** START Exercise inputs **
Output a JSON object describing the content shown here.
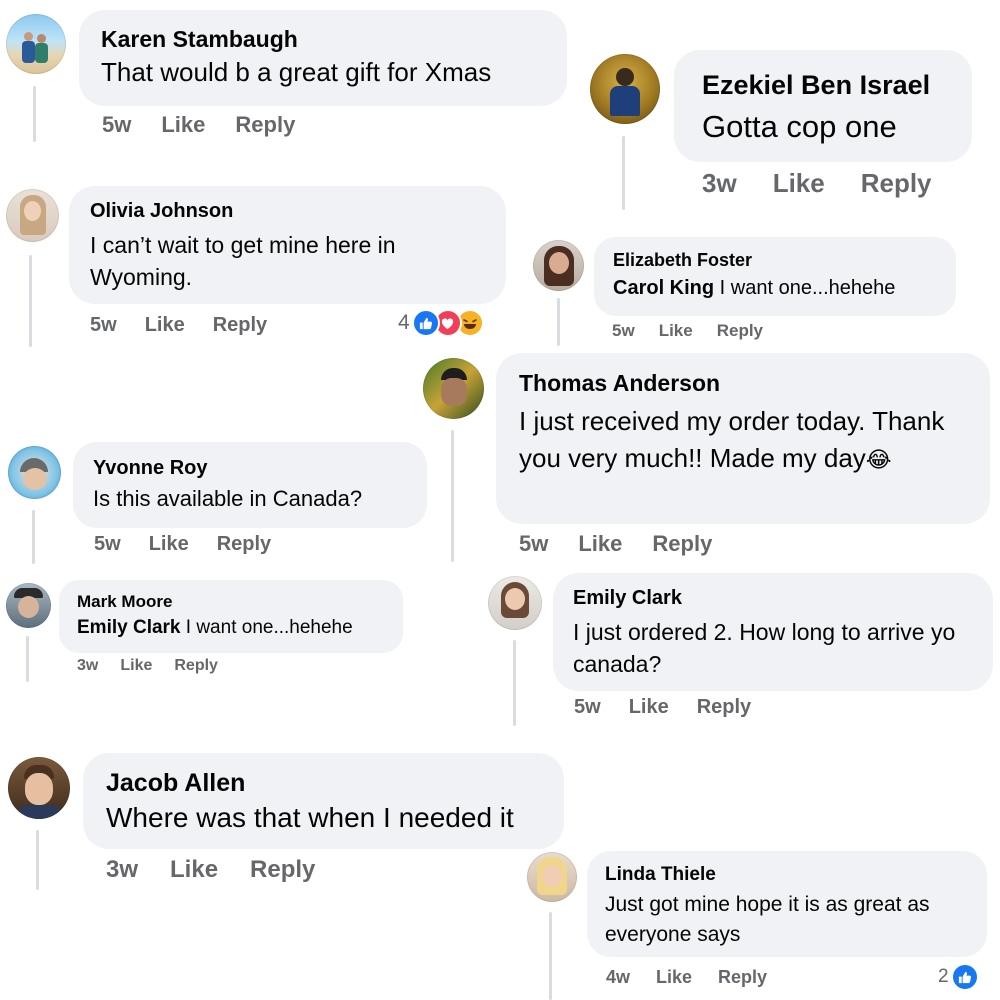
{
  "colors": {
    "bubble": "#f0f2f5",
    "meta_text": "#65676b",
    "like_blue": "#1877f2",
    "love_red": "#f33e58",
    "haha_yellow": "#f7b125"
  },
  "comments": [
    {
      "name": "Karen Stambaugh",
      "text": "That would b a great gift for Xmas",
      "time": "5w",
      "like": "Like",
      "reply": "Reply"
    },
    {
      "name": "Ezekiel Ben Israel",
      "text": "Gotta cop one",
      "time": "3w",
      "like": "Like",
      "reply": "Reply"
    },
    {
      "name": "Olivia Johnson",
      "text": "I can’t wait to get mine here in Wyoming.",
      "time": "5w",
      "like": "Like",
      "reply": "Reply",
      "reaction_count": "4",
      "reaction_icons": [
        "like-icon",
        "love-icon",
        "haha-icon"
      ]
    },
    {
      "name": "Elizabeth Foster",
      "tag": "Carol King",
      "text": " I want one...hehehe",
      "time": "5w",
      "like": "Like",
      "reply": "Reply"
    },
    {
      "name": "Thomas Anderson",
      "text": "I just received my order today. Thank you very much!! Made my day",
      "emoji": "😂",
      "time": "5w",
      "like": "Like",
      "reply": "Reply"
    },
    {
      "name": "Yvonne Roy",
      "text": "Is this available in Canada?",
      "time": "5w",
      "like": "Like",
      "reply": "Reply"
    },
    {
      "name": "Mark Moore",
      "tag": "Emily Clark",
      "text": " I want one...hehehe",
      "time": "3w",
      "like": "Like",
      "reply": "Reply"
    },
    {
      "name": "Emily Clark",
      "text": "I just ordered 2. How long to arrive yo canada?",
      "time": "5w",
      "like": "Like",
      "reply": "Reply"
    },
    {
      "name": "Jacob Allen",
      "text": "Where was that when I needed it",
      "time": "3w",
      "like": "Like",
      "reply": "Reply"
    },
    {
      "name": "Linda Thiele",
      "text": "Just got mine hope it is as great as everyone says",
      "time": "4w",
      "like": "Like",
      "reply": "Reply",
      "reaction_count": "2",
      "reaction_icons": [
        "like-icon"
      ]
    }
  ]
}
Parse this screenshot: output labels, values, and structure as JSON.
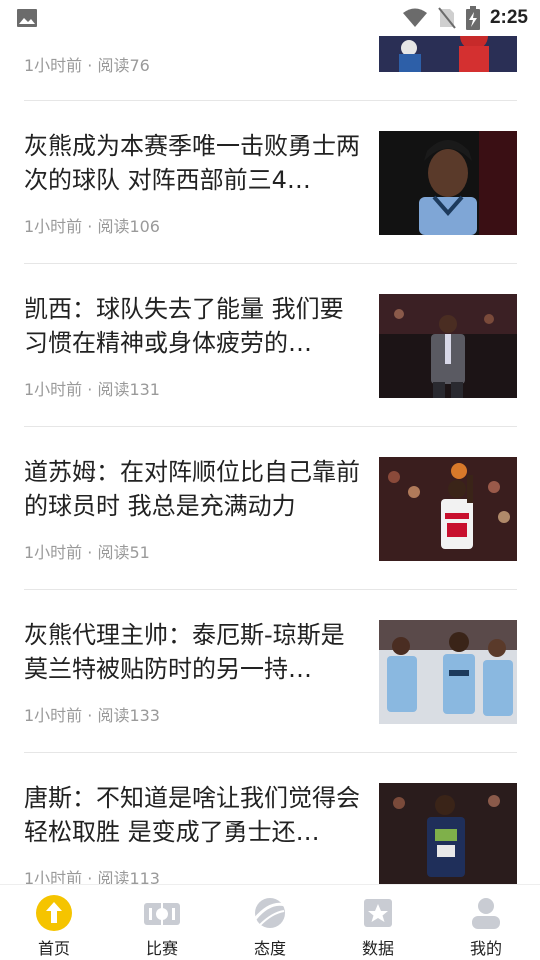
{
  "status_bar": {
    "time": "2:25",
    "icons": [
      "image-icon",
      "wifi-icon",
      "no-sim-icon",
      "battery-charging-icon"
    ]
  },
  "articles": [
    {
      "title": "",
      "meta": "1小时前 · 阅读76"
    },
    {
      "title": "灰熊成为本赛季唯一击败勇士两次的球队 对阵西部前三4…",
      "meta": "1小时前 · 阅读106"
    },
    {
      "title": "凯西：球队失去了能量 我们要习惯在精神或身体疲劳的…",
      "meta": "1小时前 · 阅读131"
    },
    {
      "title": "道苏姆：在对阵顺位比自己靠前的球员时 我总是充满动力",
      "meta": "1小时前 · 阅读51"
    },
    {
      "title": "灰熊代理主帅：泰厄斯-琼斯是莫兰特被贴防时的另一持…",
      "meta": "1小时前 · 阅读133"
    },
    {
      "title": "唐斯：不知道是啥让我们觉得会轻松取胜 是变成了勇士还…",
      "meta": "1小时前 · 阅读113"
    }
  ],
  "bottom_nav": [
    {
      "label": "首页",
      "icon": "home-up-arrow-icon",
      "active": true
    },
    {
      "label": "比赛",
      "icon": "match-icon",
      "active": false
    },
    {
      "label": "态度",
      "icon": "attitude-icon",
      "active": false
    },
    {
      "label": "数据",
      "icon": "data-icon",
      "active": false
    },
    {
      "label": "我的",
      "icon": "profile-icon",
      "active": false
    }
  ],
  "colors": {
    "accent": "#f5c400",
    "inactive_icon": "#c9ccd3",
    "text": "#222222",
    "meta": "#9a9a9a"
  }
}
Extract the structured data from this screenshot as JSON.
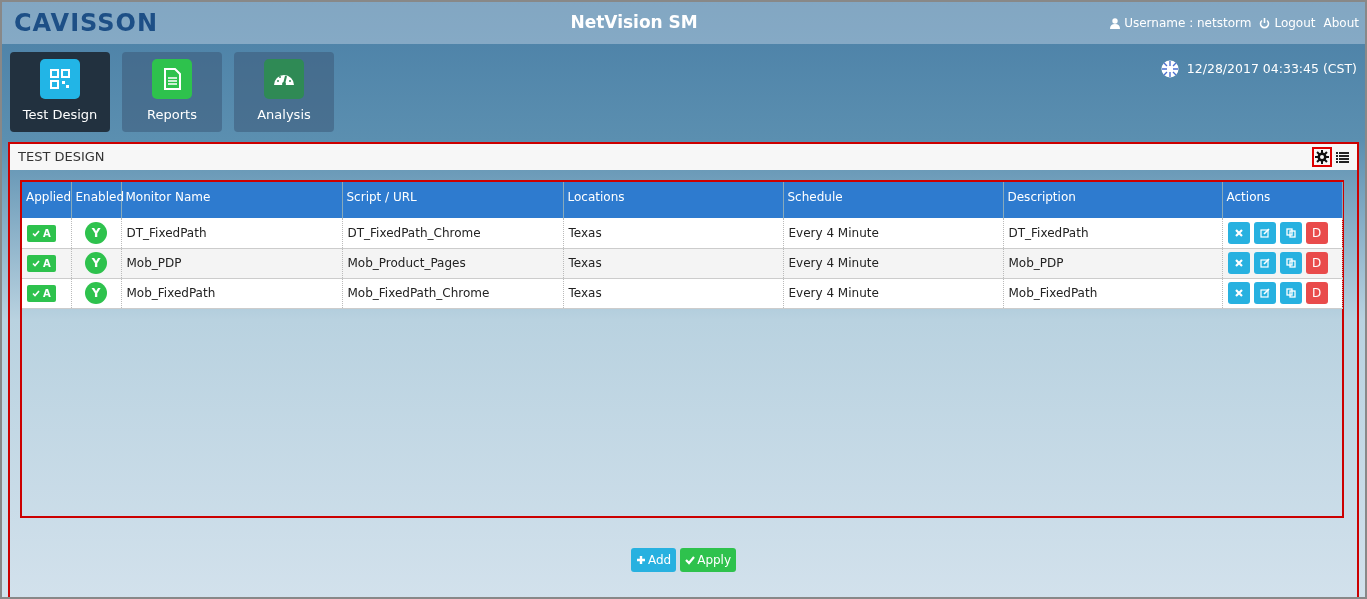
{
  "header": {
    "logo": "CAVISSON",
    "title": "NetVision SM",
    "username": "Username : netstorm",
    "logout": "Logout",
    "about": "About"
  },
  "datetime": "12/28/2017 04:33:45 (CST)",
  "tiles": [
    {
      "label": "Test Design",
      "kind": "design",
      "selected": true
    },
    {
      "label": "Reports",
      "kind": "reports",
      "selected": false
    },
    {
      "label": "Analysis",
      "kind": "analysis",
      "selected": false
    }
  ],
  "panel": {
    "title": "TEST DESIGN"
  },
  "table": {
    "columns": [
      "Applied",
      "Enabled",
      "Monitor Name",
      "Script / URL",
      "Locations",
      "Schedule",
      "Description",
      "Actions"
    ],
    "rows": [
      {
        "applied": "A",
        "enabled": "Y",
        "monitor_name": "DT_FixedPath",
        "script": "DT_FixedPath_Chrome",
        "location": "Texas",
        "schedule": "Every 4 Minute",
        "description": "DT_FixedPath",
        "delete": "D"
      },
      {
        "applied": "A",
        "enabled": "Y",
        "monitor_name": "Mob_PDP",
        "script": "Mob_Product_Pages",
        "location": "Texas",
        "schedule": "Every 4 Minute",
        "description": "Mob_PDP",
        "delete": "D"
      },
      {
        "applied": "A",
        "enabled": "Y",
        "monitor_name": "Mob_FixedPath",
        "script": "Mob_FixedPath_Chrome",
        "location": "Texas",
        "schedule": "Every 4 Minute",
        "description": "Mob_FixedPath",
        "delete": "D"
      }
    ]
  },
  "buttons": [
    {
      "label": "Add",
      "kind": "add"
    },
    {
      "label": "Apply",
      "kind": "apply"
    }
  ]
}
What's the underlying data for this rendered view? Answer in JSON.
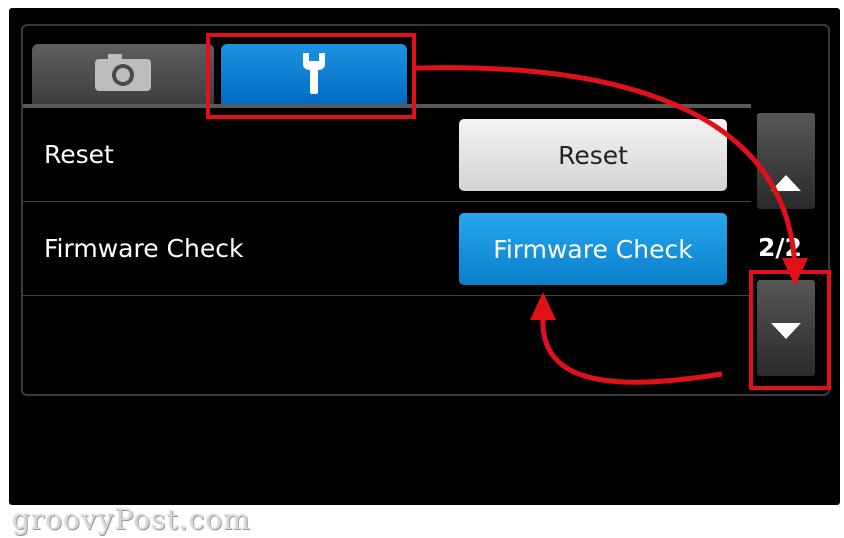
{
  "tabs": [
    {
      "icon": "camera-icon",
      "active": false
    },
    {
      "icon": "wrench-icon",
      "active": true
    }
  ],
  "settings": {
    "rows": [
      {
        "label": "Reset",
        "button": "Reset"
      },
      {
        "label": "Firmware Check",
        "button": "Firmware Check"
      }
    ]
  },
  "pager": {
    "indicator": "2/2"
  },
  "watermark": "groovyPost.com",
  "colors": {
    "active_tab": "#0a7fc9",
    "firmware_button": "#0a7fc9",
    "highlight": "#e1111a",
    "background": "#000000"
  }
}
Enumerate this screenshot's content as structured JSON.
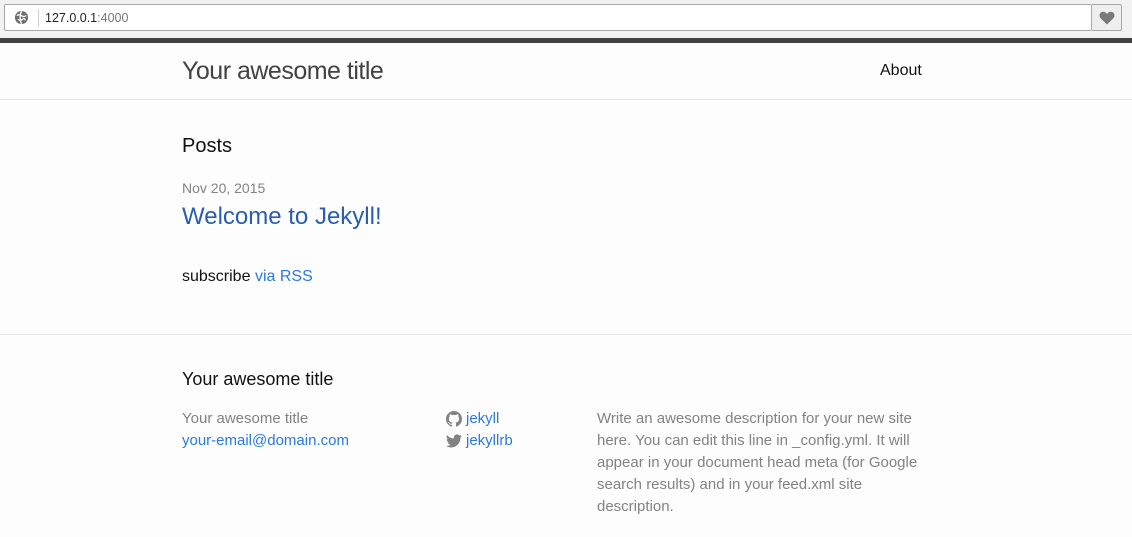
{
  "browser": {
    "url_host": "127.0.0.1",
    "url_port": ":4000"
  },
  "header": {
    "site_title": "Your awesome title",
    "nav": [
      {
        "label": "About"
      }
    ]
  },
  "main": {
    "posts_heading": "Posts",
    "posts": [
      {
        "date": "Nov 20, 2015",
        "title": "Welcome to Jekyll!"
      }
    ],
    "subscribe_text": "subscribe",
    "rss_link": "via RSS"
  },
  "footer": {
    "heading": "Your awesome title",
    "name": "Your awesome title",
    "email": "your-email@domain.com",
    "social": [
      {
        "icon": "github-icon",
        "username": "jekyll"
      },
      {
        "icon": "twitter-icon",
        "username": "jekyllrb"
      }
    ],
    "description": "Write an awesome description for your new site here. You can edit this line in _config.yml. It will appear in your document head meta (for Google search results) and in your feed.xml site description."
  },
  "colors": {
    "link": "#2a7ae2",
    "meta_grey": "#828282",
    "rule_dark": "#424242"
  }
}
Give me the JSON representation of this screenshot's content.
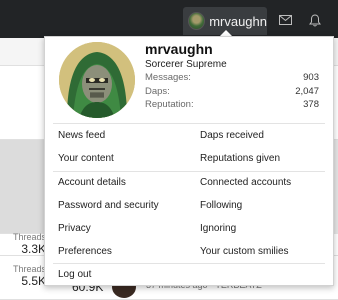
** END Exercise inputs **
◆ Exercise directions ◆
From the material above, reproduce everything verbatim except the pictures.

◆ Exercise response ◆
Output a JSON object describing the content shown here.
{
  "colors": {
    "bubble": "#f0f2f5",
    "meta_text": "#65676b",
    "like_blue": "#1877f2",
    "love_red": "#f33e58",
    "haha_yellow": "#f7b125"
  },
  "comments": [
    {
      "name": "Karen Stambaugh",
      "text": "That would b a great gift for Xmas",
      "time": "5w",
      "like": "Like",
      "reply": "Reply"
    },
    {
      "name": "Ezekiel Ben Israel",
      "text": "Gotta cop one",
      "time": "3w",
      "like": "Like",
      "reply": "Reply"
    },
    {
      "name": "Olivia Johnson",
      "text": "I can’t wait to get mine here in Wyoming.",
      "time": "5w",
      "like": "Like",
      "reply": "Reply",
      "reaction_count": "4",
      "reaction_icons": [
        "like-icon",
        "love-icon",
        "haha-icon"
      ]
    },
    {
      "name": "Elizabeth Foster",
      "tag": "Carol King",
      "text": " I want one...hehehe",
      "time": "5w",
      "like": "Like",
      "reply": "Reply"
    },
    {
      "name": "Thomas Anderson",
      "text": "I just received my order today. Thank you very much!! Made my day",
      "emoji": "😂",
      "time": "5w",
      "like": "Like",
      "reply": "Reply"
    },
    {
      "name": "Yvonne Roy",
      "text": "Is this available in Canada?",
      "time": "5w",
      "like": "Like",
      "reply": "Reply"
    },
    {
      "name": "Mark Moore",
      "tag": "Emily Clark",
      "text": " I want one...hehehe",
      "time": "3w",
      "like": "Like",
      "reply": "Reply"
    },
    {
      "name": "Emily Clark",
      "text": "I just ordered 2. How long to arrive yo canada?",
      "time": "5w",
      "like": "Like",
      "reply": "Reply"
    },
    {
      "name": "Jacob Allen",
      "text": "Where was that when I needed it",
      "time": "3w",
      "like": "Like",
      "reply": "Reply"
    },
    {
      "name": "Linda Thiele",
      "text": "Just got mine hope it is as great as everyone says",
      "time": "4w",
      "like": "Like",
      "reply": "Reply",
      "reaction_count": "2",
      "reaction_icons": [
        "like-icon"
      ]
    }
  ]
}
Parse this screenshot: output labels, values, and structure as JSON.
{
  "status_bar": {
    "time": "2:25",
    "icons": [
      "image-icon",
      "wifi-icon",
      "no-sim-icon",
      "battery-charging-icon"
    ]
  },
  "articles": [
    {
      "title": "",
      "meta": "1小时前 · 阅读76"
    },
    {
      "title": "灰熊成为本赛季唯一击败勇士两次的球队 对阵西部前三4…",
      "meta": "1小时前 · 阅读106"
    },
    {
      "title": "凯西：球队失去了能量 我们要习惯在精神或身体疲劳的…",
      "meta": "1小时前 · 阅读131"
    },
    {
      "title": "道苏姆：在对阵顺位比自己靠前的球员时 我总是充满动力",
      "meta": "1小时前 · 阅读51"
    },
    {
      "title": "灰熊代理主帅：泰厄斯-琼斯是莫兰特被贴防时的另一持…",
      "meta": "1小时前 · 阅读133"
    },
    {
      "title": "唐斯：不知道是啥让我们觉得会轻松取胜 是变成了勇士还…",
      "meta": "1小时前 · 阅读113"
    }
  ],
  "bottom_nav": [
    {
      "label": "首页",
      "icon": "home-up-arrow-icon",
      "active": true
    },
    {
      "label": "比赛",
      "icon": "match-icon",
      "active": false
    },
    {
      "label": "态度",
      "icon": "attitude-icon",
      "active": false
    },
    {
      "label": "数据",
      "icon": "data-icon",
      "active": false
    },
    {
      "label": "我的",
      "icon": "profile-icon",
      "active": false
    }
  ],
  "colors": {
    "accent": "#f5c400",
    "inactive_icon": "#c9ccd3",
    "text": "#222222",
    "meta": "#9a9a9a"
  }
}
Extract the structured data from this screenshot as JSON.
{
  "header": {
    "logo": "CAVISSON",
    "title": "NetVision SM",
    "username": "Username : netstorm",
    "logout": "Logout",
    "about": "About"
  },
  "datetime": "12/28/2017 04:33:45 (CST)",
  "tiles": [
    {
      "label": "Test Design",
      "kind": "design",
      "selected": true
    },
    {
      "label": "Reports",
      "kind": "reports",
      "selected": false
    },
    {
      "label": "Analysis",
      "kind": "analysis",
      "selected": false
    }
  ],
  "panel": {
    "title": "TEST DESIGN"
  },
  "table": {
    "columns": [
      "Applied",
      "Enabled",
      "Monitor Name",
      "Script / URL",
      "Locations",
      "Schedule",
      "Description",
      "Actions"
    ],
    "rows": [
      {
        "applied": "A",
        "enabled": "Y",
        "monitor_name": "DT_FixedPath",
        "script": "DT_FixedPath_Chrome",
        "location": "Texas",
        "schedule": "Every 4 Minute",
        "description": "DT_FixedPath",
        "delete": "D"
      },
      {
        "applied": "A",
        "enabled": "Y",
        "monitor_name": "Mob_PDP",
        "script": "Mob_Product_Pages",
        "location": "Texas",
        "schedule": "Every 4 Minute",
        "description": "Mob_PDP",
        "delete": "D"
      },
      {
        "applied": "A",
        "enabled": "Y",
        "monitor_name": "Mob_FixedPath",
        "script": "Mob_FixedPath_Chrome",
        "location": "Texas",
        "schedule": "Every 4 Minute",
        "description": "Mob_FixedPath",
        "delete": "D"
      }
    ]
  },
  "buttons": [
    {
      "label": "Add",
      "kind": "add"
    },
    {
      "label": "Apply",
      "kind": "apply"
    }
  ]
}
What's the underlying data for this rendered view? Answer in JSON.
{
  "tabs": [
    {
      "icon": "camera-icon",
      "active": false
    },
    {
      "icon": "wrench-icon",
      "active": true
    }
  ],
  "settings": {
    "rows": [
      {
        "label": "Reset",
        "button": "Reset"
      },
      {
        "label": "Firmware Check",
        "button": "Firmware Check"
      }
    ]
  },
  "pager": {
    "indicator": "2/2"
  },
  "watermark": "groovyPost.com",
  "colors": {
    "active_tab": "#0a7fc9",
    "firmware_button": "#0a7fc9",
    "highlight": "#e1111a",
    "background": "#000000"
  }
}
Enumerate this screenshot's content as structured JSON.
{
  "browser": {
    "url_host": "127.0.0.1",
    "url_port": ":4000"
  },
  "header": {
    "site_title": "Your awesome title",
    "nav": [
      {
        "label": "About"
      }
    ]
  },
  "main": {
    "posts_heading": "Posts",
    "posts": [
      {
        "date": "Nov 20, 2015",
        "title": "Welcome to Jekyll!"
      }
    ],
    "subscribe_text": "subscribe",
    "rss_link": "via RSS"
  },
  "footer": {
    "heading": "Your awesome title",
    "name": "Your awesome title",
    "email": "your-email@domain.com",
    "social": [
      {
        "icon": "github-icon",
        "username": "jekyll"
      },
      {
        "icon": "twitter-icon",
        "username": "jekyllrb"
      }
    ],
    "description": "Write an awesome description for your new site here. You can edit this line in _config.yml. It will appear in your document head meta (for Google search results) and in your feed.xml site description."
  },
  "colors": {
    "link": "#2a7ae2",
    "meta_grey": "#828282",
    "rule_dark": "#424242"
  }
}
Give me the JSON representation of this screenshot's content.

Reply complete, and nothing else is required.